-- BEGIN DATA --

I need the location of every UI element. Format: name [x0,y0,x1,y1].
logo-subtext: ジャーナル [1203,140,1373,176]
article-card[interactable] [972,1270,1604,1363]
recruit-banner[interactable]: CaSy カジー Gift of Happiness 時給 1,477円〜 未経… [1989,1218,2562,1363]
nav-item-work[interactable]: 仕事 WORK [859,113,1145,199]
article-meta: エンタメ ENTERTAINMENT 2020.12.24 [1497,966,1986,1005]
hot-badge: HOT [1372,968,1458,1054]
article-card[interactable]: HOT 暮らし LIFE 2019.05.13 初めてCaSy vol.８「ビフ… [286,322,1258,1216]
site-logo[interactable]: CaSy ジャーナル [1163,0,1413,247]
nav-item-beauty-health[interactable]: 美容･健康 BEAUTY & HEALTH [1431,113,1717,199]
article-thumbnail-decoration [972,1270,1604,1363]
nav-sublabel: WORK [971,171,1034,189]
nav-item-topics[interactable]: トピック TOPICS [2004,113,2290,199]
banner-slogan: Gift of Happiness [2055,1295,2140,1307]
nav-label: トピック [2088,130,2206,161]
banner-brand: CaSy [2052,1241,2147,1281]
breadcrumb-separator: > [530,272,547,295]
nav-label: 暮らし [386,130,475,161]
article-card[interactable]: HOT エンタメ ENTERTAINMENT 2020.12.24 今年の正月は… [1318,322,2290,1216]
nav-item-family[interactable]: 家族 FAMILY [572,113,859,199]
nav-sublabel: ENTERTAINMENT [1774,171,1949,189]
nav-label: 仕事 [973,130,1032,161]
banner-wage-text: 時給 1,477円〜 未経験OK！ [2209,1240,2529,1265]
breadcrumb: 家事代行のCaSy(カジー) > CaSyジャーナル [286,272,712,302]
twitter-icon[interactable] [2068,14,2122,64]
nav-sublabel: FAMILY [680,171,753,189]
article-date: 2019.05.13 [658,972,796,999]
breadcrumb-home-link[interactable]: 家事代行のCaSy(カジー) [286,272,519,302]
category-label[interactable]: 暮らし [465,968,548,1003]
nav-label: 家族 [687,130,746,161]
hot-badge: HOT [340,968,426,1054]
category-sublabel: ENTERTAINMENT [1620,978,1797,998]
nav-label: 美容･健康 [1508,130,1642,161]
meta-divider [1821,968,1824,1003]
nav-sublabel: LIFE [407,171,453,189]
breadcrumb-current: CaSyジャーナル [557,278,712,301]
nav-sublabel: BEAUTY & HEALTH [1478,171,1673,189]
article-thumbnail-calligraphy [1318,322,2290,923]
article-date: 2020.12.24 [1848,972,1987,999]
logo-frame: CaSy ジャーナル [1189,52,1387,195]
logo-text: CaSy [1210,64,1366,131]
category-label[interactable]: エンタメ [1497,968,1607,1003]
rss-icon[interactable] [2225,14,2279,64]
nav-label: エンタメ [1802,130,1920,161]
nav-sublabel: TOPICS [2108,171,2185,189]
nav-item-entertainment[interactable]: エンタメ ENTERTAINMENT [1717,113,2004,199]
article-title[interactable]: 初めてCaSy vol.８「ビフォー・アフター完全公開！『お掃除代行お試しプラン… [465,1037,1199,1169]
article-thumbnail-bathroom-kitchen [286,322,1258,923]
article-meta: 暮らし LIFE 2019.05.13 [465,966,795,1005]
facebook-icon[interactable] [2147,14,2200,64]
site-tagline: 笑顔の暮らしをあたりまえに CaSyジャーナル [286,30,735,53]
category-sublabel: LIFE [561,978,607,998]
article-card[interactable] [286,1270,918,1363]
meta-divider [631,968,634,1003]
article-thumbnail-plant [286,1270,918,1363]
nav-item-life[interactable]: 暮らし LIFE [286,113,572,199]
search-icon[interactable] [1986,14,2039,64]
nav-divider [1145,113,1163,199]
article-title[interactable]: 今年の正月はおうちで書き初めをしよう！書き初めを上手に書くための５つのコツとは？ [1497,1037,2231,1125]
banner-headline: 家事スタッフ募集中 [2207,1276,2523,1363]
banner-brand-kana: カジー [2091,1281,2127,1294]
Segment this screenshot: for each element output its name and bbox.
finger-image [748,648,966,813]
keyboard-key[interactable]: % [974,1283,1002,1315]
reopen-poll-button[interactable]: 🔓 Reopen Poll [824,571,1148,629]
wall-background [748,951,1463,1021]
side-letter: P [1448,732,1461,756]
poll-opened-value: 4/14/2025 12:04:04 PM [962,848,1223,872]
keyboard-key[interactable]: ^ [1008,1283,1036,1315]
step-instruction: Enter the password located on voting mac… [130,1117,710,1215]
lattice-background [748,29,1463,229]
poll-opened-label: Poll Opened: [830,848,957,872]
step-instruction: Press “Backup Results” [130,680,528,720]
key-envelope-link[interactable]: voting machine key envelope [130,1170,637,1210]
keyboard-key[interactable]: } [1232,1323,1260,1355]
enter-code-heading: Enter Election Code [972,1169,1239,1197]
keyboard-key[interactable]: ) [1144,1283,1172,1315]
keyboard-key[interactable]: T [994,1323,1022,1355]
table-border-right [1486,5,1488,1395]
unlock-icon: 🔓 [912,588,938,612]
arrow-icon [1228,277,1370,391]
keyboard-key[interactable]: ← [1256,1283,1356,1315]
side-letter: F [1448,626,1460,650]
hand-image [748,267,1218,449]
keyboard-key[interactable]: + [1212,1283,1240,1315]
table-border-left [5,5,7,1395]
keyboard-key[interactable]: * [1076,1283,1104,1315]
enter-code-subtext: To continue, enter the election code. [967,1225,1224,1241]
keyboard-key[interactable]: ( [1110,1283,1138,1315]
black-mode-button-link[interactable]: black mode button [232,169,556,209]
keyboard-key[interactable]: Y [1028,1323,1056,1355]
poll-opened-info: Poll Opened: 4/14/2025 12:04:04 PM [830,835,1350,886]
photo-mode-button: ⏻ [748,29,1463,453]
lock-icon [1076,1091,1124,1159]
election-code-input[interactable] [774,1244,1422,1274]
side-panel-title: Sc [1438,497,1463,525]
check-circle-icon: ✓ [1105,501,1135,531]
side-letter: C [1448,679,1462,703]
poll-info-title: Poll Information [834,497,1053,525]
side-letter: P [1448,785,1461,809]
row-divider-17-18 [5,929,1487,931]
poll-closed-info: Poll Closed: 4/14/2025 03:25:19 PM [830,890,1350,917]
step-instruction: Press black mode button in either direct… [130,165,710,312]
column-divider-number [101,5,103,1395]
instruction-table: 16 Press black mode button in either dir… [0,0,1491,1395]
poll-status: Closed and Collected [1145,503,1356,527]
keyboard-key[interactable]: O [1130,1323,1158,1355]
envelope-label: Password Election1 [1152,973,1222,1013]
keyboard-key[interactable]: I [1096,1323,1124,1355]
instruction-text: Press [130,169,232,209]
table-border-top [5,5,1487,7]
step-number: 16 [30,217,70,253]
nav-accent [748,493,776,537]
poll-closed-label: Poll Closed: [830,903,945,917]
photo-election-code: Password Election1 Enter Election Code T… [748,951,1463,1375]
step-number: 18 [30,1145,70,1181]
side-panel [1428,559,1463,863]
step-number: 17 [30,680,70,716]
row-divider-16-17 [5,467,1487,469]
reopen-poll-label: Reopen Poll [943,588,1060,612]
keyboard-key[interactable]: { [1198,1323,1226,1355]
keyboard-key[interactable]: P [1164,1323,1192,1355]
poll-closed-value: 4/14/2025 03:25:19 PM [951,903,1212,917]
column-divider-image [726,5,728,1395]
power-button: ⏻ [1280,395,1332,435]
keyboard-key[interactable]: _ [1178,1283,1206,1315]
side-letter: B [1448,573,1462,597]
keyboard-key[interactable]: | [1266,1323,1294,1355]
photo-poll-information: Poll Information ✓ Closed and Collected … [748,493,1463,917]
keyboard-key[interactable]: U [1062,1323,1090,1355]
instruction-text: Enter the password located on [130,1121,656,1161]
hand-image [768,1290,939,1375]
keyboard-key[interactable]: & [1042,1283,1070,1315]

-- END DATA --

> [INSTRUCTIONS FOR THE TASK]: Lay out as a numbered list the lines of the records from the first line through the line that contains "nav-item-topics[interactable]: トピック TOPICS", including both of those lines and leaving out any blank lines.

> [CORRECT RESPONSE]:
1. I need the location of every UI element. Format: name [x0,y0,x1,y1].
2. logo-subtext: ジャーナル [1203,140,1373,176]
3. article-card[interactable] [972,1270,1604,1363]
4. recruit-banner[interactable]: CaSy カジー Gift of Happiness 時給 1,477円〜 未経… [1989,1218,2562,1363]
5. nav-item-work[interactable]: 仕事 WORK [859,113,1145,199]
6. article-meta: エンタメ ENTERTAINMENT 2020.12.24 [1497,966,1986,1005]
7. hot-badge: HOT [1372,968,1458,1054]
8. article-card[interactable]: HOT 暮らし LIFE 2019.05.13 初めてCaSy vol.８「ビフ… [286,322,1258,1216]
9. site-logo[interactable]: CaSy ジャーナル [1163,0,1413,247]
10. nav-item-beauty-health[interactable]: 美容･健康 BEAUTY & HEALTH [1431,113,1717,199]
11. article-thumbnail-decoration [972,1270,1604,1363]
12. nav-sublabel: WORK [971,171,1034,189]
13. nav-item-topics[interactable]: トピック TOPICS [2004,113,2290,199]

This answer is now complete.